## BEGIN RAW RECORDS
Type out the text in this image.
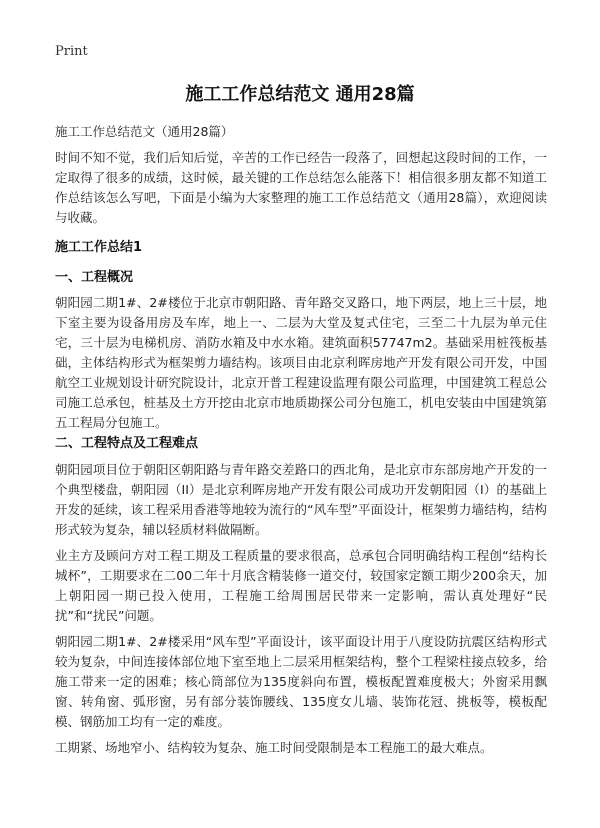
Print
施工工作总结范文 通用28篇
施工工作总结范文（通用28篇）

时间不知不觉，我们后知后觉，辛苦的工作已经告一段落了，回想起这段时间的工作，一定取得了很多的成绩，这时候，最关键的工作总结怎么能落下！相信很多朋友都不知道工作总结该怎么写吧，下面是小编为大家整理的施工工作总结范文（通用28篇），欢迎阅读与收藏。

施工工作总结1
一、工程概况

朝阳园二期1#、2#楼位于北京市朝阳路、青年路交叉路口，地下两层，地上三十层，地下室主要为设备用房及车库，地上一、二层为大堂及复式住宅，三至二十九层为单元住宅，三十层为电梯机房、消防水箱及中水水箱。建筑面积57747m2。基础采用桩筏板基础，主体结构形式为框架剪力墙结构。该项目由北京利晖房地产开发有限公司开发，中国航空工业规划设计研究院设计，北京开普工程建设监理有限公司监理，中国建筑工程总公司施工总承包，桩基及土方开挖由北京市地质勘探公司分包施工，机电安装由中国建筑第五工程局分包施工。

二、工程特点及工程难点

朝阳园项目位于朝阳区朝阳路与青年路交差路口的西北角，是北京市东部房地产开发的一个典型楼盘，朝阳园（II）是北京利晖房地产开发有限公司成功开发朝阳园（I）的基础上开发的延续，该工程采用香港等地较为流行的“风车型”平面设计，框架剪力墙结构，结构形式较为复杂，辅以轻质材料做隔断。

业主方及顾问方对工程工期及工程质量的要求很高，总承包合同明确结构工程创“结构长城杯”，工期要求在二00二年十月底含精装修一道交付，较国家定额工期少200余天，加上朝阳园一期已投入使用，工程施工给周围居民带来一定影响，需认真处理好“民扰”和“扰民”问题。

朝阳园二期1#、2#楼采用“风车型”平面设计，该平面设计用于八度设防抗震区结构形式较为复杂，中间连接体部位地下室至地上二层采用框架结构，整个工程梁柱接点较多，给施工带来一定的困难；核心筒部位为135度斜向布置，模板配置难度极大；外窗采用飘窗、转角窗、弧形窗，另有部分装饰腰线、135度女儿墙、装饰花冠、挑板等，模板配模、钢筋加工均有一定的难度。

工期紧、场地窄小、结构较为复杂、施工时间受限制是本工程施工的最大难点。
## END RAW RECORDS
YOUR GOAL: Retype the data above exactly; pictures are not part of the copy.

FINAL RESULT:
Type out the text in this image.
Print
施工工作总结范文 通用28篇
施工工作总结范文（通用28篇）

时间不知不觉，我们后知后觉，辛苦的工作已经告一段落了，回想起这段时间的工作，一定取得了很多的成绩，这时候，最关键的工作总结怎么能落下！相信很多朋友都不知道工作总结该怎么写吧，下面是小编为大家整理的施工工作总结范文（通用28篇），欢迎阅读与收藏。

施工工作总结1
一、工程概况

朝阳园二期1#、2#楼位于北京市朝阳路、青年路交叉路口，地下两层，地上三十层，地下室主要为设备用房及车库，地上一、二层为大堂及复式住宅，三至二十九层为单元住宅，三十层为电梯机房、消防水箱及中水水箱。建筑面积57747m2。基础采用桩筏板基础，主体结构形式为框架剪力墙结构。该项目由北京利晖房地产开发有限公司开发，中国航空工业规划设计研究院设计，北京开普工程建设监理有限公司监理，中国建筑工程总公司施工总承包，桩基及土方开挖由北京市地质勘探公司分包施工，机电安装由中国建筑第五工程局分包施工。

二、工程特点及工程难点

朝阳园项目位于朝阳区朝阳路与青年路交差路口的西北角，是北京市东部房地产开发的一个典型楼盘，朝阳园（II）是北京利晖房地产开发有限公司成功开发朝阳园（I）的基础上开发的延续，该工程采用香港等地较为流行的“风车型”平面设计，框架剪力墙结构，结构形式较为复杂，辅以轻质材料做隔断。

业主方及顾问方对工程工期及工程质量的要求很高，总承包合同明确结构工程创“结构长城杯”，工期要求在二00二年十月底含精装修一道交付，较国家定额工期少200余天，加上朝阳园一期已投入使用，工程施工给周围居民带来一定影响，需认真处理好“民扰”和“扰民”问题。

朝阳园二期1#、2#楼采用“风车型”平面设计，该平面设计用于八度设防抗震区结构形式较为复杂，中间连接体部位地下室至地上二层采用框架结构，整个工程梁柱接点较多，给施工带来一定的困难；核心筒部位为135度斜向布置，模板配置难度极大；外窗采用飘窗、转角窗、弧形窗，另有部分装饰腰线、135度女儿墙、装饰花冠、挑板等，模板配模、钢筋加工均有一定的难度。

工期紧、场地窄小、结构较为复杂、施工时间受限制是本工程施工的最大难点。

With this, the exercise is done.